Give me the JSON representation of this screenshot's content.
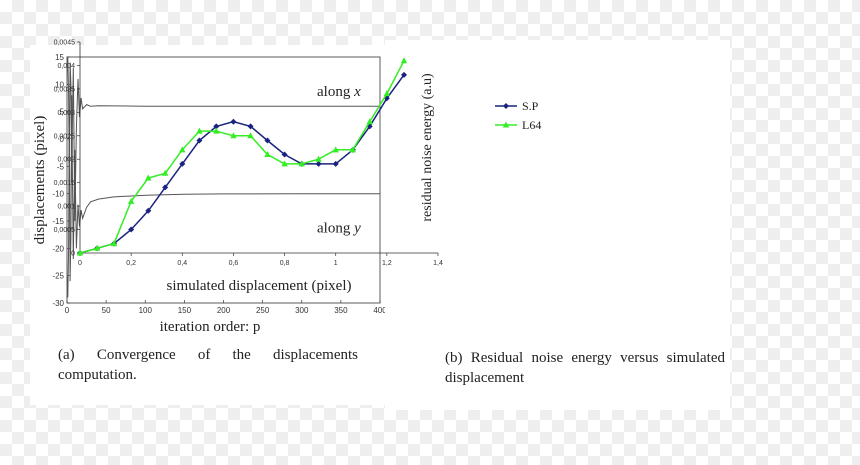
{
  "chart_data": [
    {
      "type": "line",
      "ylabel": "displacements (pixel)",
      "xlabel": "iteration order: p",
      "xlim": [
        0,
        400
      ],
      "ylim": [
        -30,
        15
      ],
      "x_ticks": [
        0,
        50,
        100,
        150,
        200,
        250,
        300,
        350,
        400
      ],
      "x_tick_labels": [
        "0",
        "50",
        "100",
        "150",
        "200",
        "250",
        "300",
        "350",
        "400"
      ],
      "y_ticks": [
        15,
        10,
        5,
        0,
        -5,
        -10,
        -15,
        -20,
        -25,
        -30
      ],
      "y_tick_labels": [
        "15",
        "10",
        "5",
        "0",
        "-5",
        "-10",
        "-15",
        "-20",
        "-25",
        "-30"
      ],
      "series": [
        {
          "name": "along x",
          "annotation": "along ",
          "annotation_var": "x",
          "color": "#555555",
          "x": [
            0,
            1,
            2,
            3,
            4,
            5,
            6,
            7,
            8,
            10,
            12,
            14,
            16,
            18,
            20,
            25,
            30,
            40,
            60,
            100,
            150,
            200,
            300,
            400
          ],
          "y": [
            12,
            15,
            8,
            -5,
            14,
            10,
            -8,
            4,
            13,
            -15,
            2,
            11,
            4,
            7.5,
            5.5,
            6.3,
            6,
            6.1,
            6.05,
            6,
            6,
            6,
            6,
            6
          ]
        },
        {
          "name": "along y",
          "annotation": "along ",
          "annotation_var": "y",
          "color": "#555555",
          "x": [
            0,
            1,
            2,
            3,
            4,
            5,
            6,
            7,
            8,
            10,
            12,
            14,
            16,
            18,
            20,
            25,
            30,
            40,
            60,
            100,
            150,
            200,
            300,
            400
          ],
          "y": [
            -25,
            -29,
            -20,
            5,
            -26,
            -18,
            8,
            -8,
            -22,
            -2,
            -20,
            -12,
            -16,
            -13,
            -14.5,
            -12.5,
            -11.5,
            -11,
            -10.6,
            -10.3,
            -10.1,
            -10.05,
            -10,
            -10
          ]
        }
      ]
    },
    {
      "type": "line",
      "ylabel": "residual noise energy (a.u)",
      "xlabel": "simulated displacement (pixel)",
      "xlim": [
        0,
        1.4
      ],
      "ylim": [
        0,
        0.0045
      ],
      "x_ticks": [
        0,
        0.2,
        0.4,
        0.6,
        0.8,
        1,
        1.2,
        1.4
      ],
      "x_tick_labels": [
        "0",
        "0,2",
        "0,4",
        "0,6",
        "0,8",
        "1",
        "1,2",
        "1,4"
      ],
      "y_ticks": [
        0,
        0.0005,
        0.001,
        0.0015,
        0.002,
        0.0025,
        0.003,
        0.0035,
        0.004,
        0.0045
      ],
      "y_tick_labels": [
        "0",
        "0,0005",
        "0,001",
        "0,0015",
        "0,002",
        "0,0025",
        "0,003",
        "0,0035",
        "0,004",
        "0,0045"
      ],
      "legend_position": "top-left",
      "series": [
        {
          "name": "S.P",
          "color": "#1a237e",
          "marker": "diamond",
          "x": [
            0,
            0.067,
            0.133,
            0.2,
            0.267,
            0.333,
            0.4,
            0.467,
            0.533,
            0.6,
            0.667,
            0.733,
            0.8,
            0.867,
            0.933,
            1.0,
            1.067,
            1.133,
            1.2,
            1.267
          ],
          "y": [
            0,
            0.0001,
            0.0002,
            0.0005,
            0.0009,
            0.0014,
            0.0019,
            0.0024,
            0.0027,
            0.0028,
            0.0027,
            0.0024,
            0.0021,
            0.0019,
            0.0019,
            0.0019,
            0.0022,
            0.0027,
            0.0033,
            0.0038
          ]
        },
        {
          "name": "L64",
          "color": "#33ee22",
          "marker": "triangle",
          "x": [
            0,
            0.067,
            0.133,
            0.2,
            0.267,
            0.333,
            0.4,
            0.467,
            0.533,
            0.6,
            0.667,
            0.733,
            0.8,
            0.867,
            0.933,
            1.0,
            1.067,
            1.133,
            1.2,
            1.267
          ],
          "y": [
            0,
            0.0001,
            0.0002,
            0.0011,
            0.0016,
            0.0017,
            0.0022,
            0.0026,
            0.0026,
            0.0025,
            0.0025,
            0.0021,
            0.0019,
            0.0019,
            0.002,
            0.0022,
            0.0022,
            0.0028,
            0.0034,
            0.0041
          ]
        }
      ]
    }
  ],
  "captions": {
    "a": "(a) Convergence of the displacements computation.",
    "b": "(b) Residual noise energy versus simulated displacement"
  }
}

Exercise brief: The material above must be printed exactly, with its pictures left out.

Output for this exercise:
Give me the JSON representation of this screenshot's content.
{
  "chart_data": [
    {
      "type": "line",
      "ylabel": "displacements (pixel)",
      "xlabel": "iteration order: p",
      "xlim": [
        0,
        400
      ],
      "ylim": [
        -30,
        15
      ],
      "x_ticks": [
        0,
        50,
        100,
        150,
        200,
        250,
        300,
        350,
        400
      ],
      "x_tick_labels": [
        "0",
        "50",
        "100",
        "150",
        "200",
        "250",
        "300",
        "350",
        "400"
      ],
      "y_ticks": [
        15,
        10,
        5,
        0,
        -5,
        -10,
        -15,
        -20,
        -25,
        -30
      ],
      "y_tick_labels": [
        "15",
        "10",
        "5",
        "0",
        "-5",
        "-10",
        "-15",
        "-20",
        "-25",
        "-30"
      ],
      "series": [
        {
          "name": "along x",
          "annotation": "along ",
          "annotation_var": "x",
          "color": "#555555",
          "x": [
            0,
            1,
            2,
            3,
            4,
            5,
            6,
            7,
            8,
            10,
            12,
            14,
            16,
            18,
            20,
            25,
            30,
            40,
            60,
            100,
            150,
            200,
            300,
            400
          ],
          "y": [
            12,
            15,
            8,
            -5,
            14,
            10,
            -8,
            4,
            13,
            -15,
            2,
            11,
            4,
            7.5,
            5.5,
            6.3,
            6,
            6.1,
            6.05,
            6,
            6,
            6,
            6,
            6
          ]
        },
        {
          "name": "along y",
          "annotation": "along ",
          "annotation_var": "y",
          "color": "#555555",
          "x": [
            0,
            1,
            2,
            3,
            4,
            5,
            6,
            7,
            8,
            10,
            12,
            14,
            16,
            18,
            20,
            25,
            30,
            40,
            60,
            100,
            150,
            200,
            300,
            400
          ],
          "y": [
            -25,
            -29,
            -20,
            5,
            -26,
            -18,
            8,
            -8,
            -22,
            -2,
            -20,
            -12,
            -16,
            -13,
            -14.5,
            -12.5,
            -11.5,
            -11,
            -10.6,
            -10.3,
            -10.1,
            -10.05,
            -10,
            -10
          ]
        }
      ]
    },
    {
      "type": "line",
      "ylabel": "residual noise energy (a.u)",
      "xlabel": "simulated displacement (pixel)",
      "xlim": [
        0,
        1.4
      ],
      "ylim": [
        0,
        0.0045
      ],
      "x_ticks": [
        0,
        0.2,
        0.4,
        0.6,
        0.8,
        1,
        1.2,
        1.4
      ],
      "x_tick_labels": [
        "0",
        "0,2",
        "0,4",
        "0,6",
        "0,8",
        "1",
        "1,2",
        "1,4"
      ],
      "y_ticks": [
        0,
        0.0005,
        0.001,
        0.0015,
        0.002,
        0.0025,
        0.003,
        0.0035,
        0.004,
        0.0045
      ],
      "y_tick_labels": [
        "0",
        "0,0005",
        "0,001",
        "0,0015",
        "0,002",
        "0,0025",
        "0,003",
        "0,0035",
        "0,004",
        "0,0045"
      ],
      "legend_position": "top-left",
      "series": [
        {
          "name": "S.P",
          "color": "#1a237e",
          "marker": "diamond",
          "x": [
            0,
            0.067,
            0.133,
            0.2,
            0.267,
            0.333,
            0.4,
            0.467,
            0.533,
            0.6,
            0.667,
            0.733,
            0.8,
            0.867,
            0.933,
            1.0,
            1.067,
            1.133,
            1.2,
            1.267
          ],
          "y": [
            0,
            0.0001,
            0.0002,
            0.0005,
            0.0009,
            0.0014,
            0.0019,
            0.0024,
            0.0027,
            0.0028,
            0.0027,
            0.0024,
            0.0021,
            0.0019,
            0.0019,
            0.0019,
            0.0022,
            0.0027,
            0.0033,
            0.0038
          ]
        },
        {
          "name": "L64",
          "color": "#33ee22",
          "marker": "triangle",
          "x": [
            0,
            0.067,
            0.133,
            0.2,
            0.267,
            0.333,
            0.4,
            0.467,
            0.533,
            0.6,
            0.667,
            0.733,
            0.8,
            0.867,
            0.933,
            1.0,
            1.067,
            1.133,
            1.2,
            1.267
          ],
          "y": [
            0,
            0.0001,
            0.0002,
            0.0011,
            0.0016,
            0.0017,
            0.0022,
            0.0026,
            0.0026,
            0.0025,
            0.0025,
            0.0021,
            0.0019,
            0.0019,
            0.002,
            0.0022,
            0.0022,
            0.0028,
            0.0034,
            0.0041
          ]
        }
      ]
    }
  ],
  "captions": {
    "a": "(a) Convergence of the displacements computation.",
    "b": "(b) Residual noise energy versus simulated displacement"
  }
}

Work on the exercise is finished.